◆ Extracted entries
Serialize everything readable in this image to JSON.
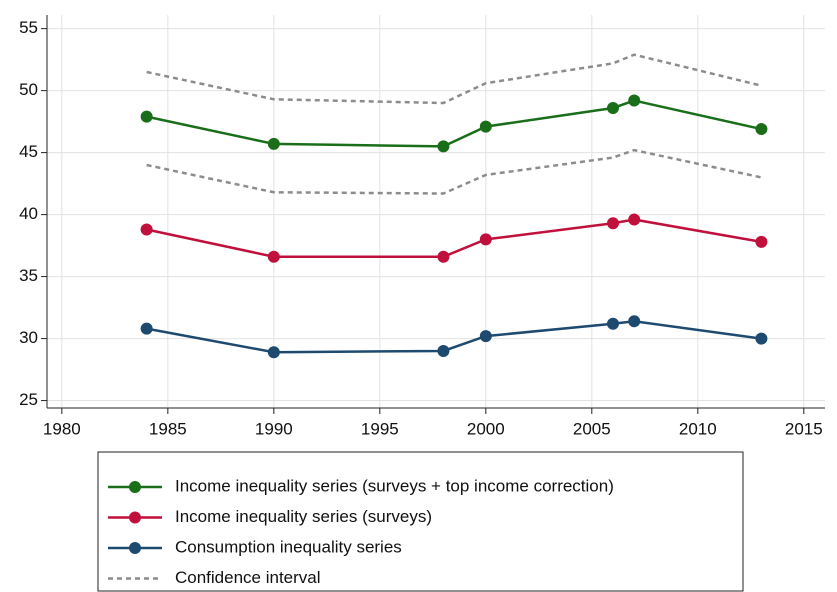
{
  "chart_data": {
    "type": "line",
    "x": [
      1984,
      1990,
      1998,
      2000,
      2006,
      2007,
      2013
    ],
    "series": [
      {
        "name": "Income inequality series (surveys + top income correction)",
        "color": "#1a6e1a",
        "values": [
          47.9,
          45.7,
          45.5,
          47.1,
          48.6,
          49.2,
          46.9
        ]
      },
      {
        "name": "Income inequality series (surveys)",
        "color": "#c0103c",
        "values": [
          38.8,
          36.6,
          36.6,
          38.0,
          39.3,
          39.6,
          37.8
        ]
      },
      {
        "name": "Consumption inequality series",
        "color": "#1e4a70",
        "values": [
          30.8,
          28.9,
          29.0,
          30.2,
          31.2,
          31.4,
          30.0
        ]
      }
    ],
    "confidence_interval": {
      "name": "Confidence interval",
      "color": "#8c8c8c",
      "upper": [
        51.5,
        49.3,
        49.0,
        50.6,
        52.2,
        52.9,
        50.4
      ],
      "lower": [
        44.0,
        41.8,
        41.7,
        43.2,
        44.6,
        45.2,
        43.0
      ]
    },
    "xlim": [
      1979.3,
      2016
    ],
    "xticks": [
      1980,
      1985,
      1990,
      1995,
      2000,
      2005,
      2010,
      2015
    ],
    "ylim": [
      24.4,
      56.1
    ],
    "yticks": [
      25,
      30,
      35,
      40,
      45,
      50,
      55
    ],
    "grid": true
  }
}
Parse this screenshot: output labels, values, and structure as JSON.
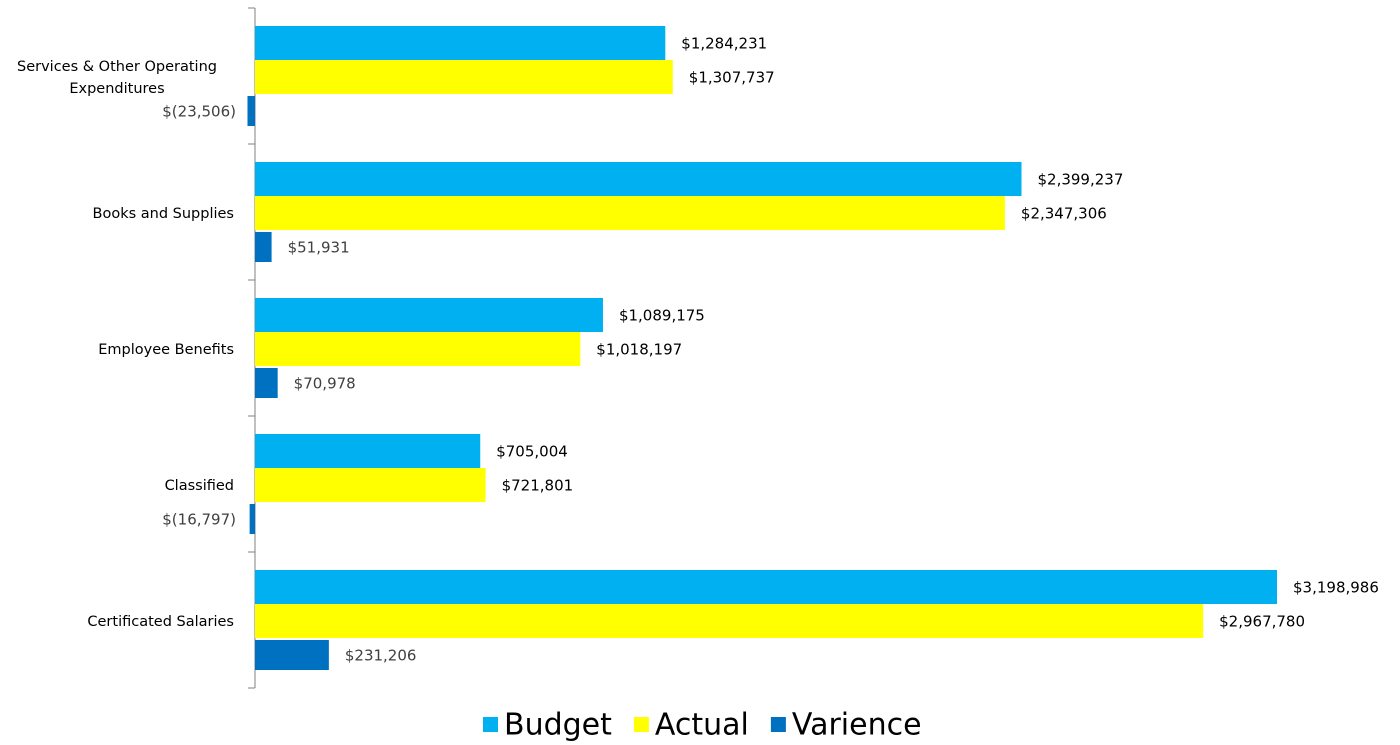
{
  "chart_data": {
    "type": "hbar",
    "categories": [
      "Services & Other Operating Expenditures",
      "Books and Supplies",
      "Employee Benefits",
      "Classified",
      "Certificated Salaries"
    ],
    "series": [
      {
        "name": "Budget",
        "color": "#00b0f0",
        "values": [
          1284231,
          2399237,
          1089175,
          705004,
          3198986
        ],
        "value_labels": [
          "$1,284,231",
          "$2,399,237",
          "$1,089,175",
          "$705,004",
          "$3,198,986"
        ]
      },
      {
        "name": "Actual",
        "color": "#ffff00",
        "values": [
          1307737,
          2347306,
          1018197,
          721801,
          2967780
        ],
        "value_labels": [
          "$1,307,737",
          "$2,347,306",
          "$1,018,197",
          "$721,801",
          "$2,967,780"
        ]
      },
      {
        "name": "Varience",
        "color": "#0070c0",
        "values": [
          -23506,
          51931,
          70978,
          -16797,
          231206
        ],
        "value_labels": [
          "$(23,506)",
          "$51,931",
          "$70,978",
          "$(16,797)",
          "$231,206"
        ]
      }
    ],
    "legend": "bottom"
  }
}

◆ What you should do
Of all the lines above, how many contain "Income"? Give the number and nothing more.

◆ Task answer
2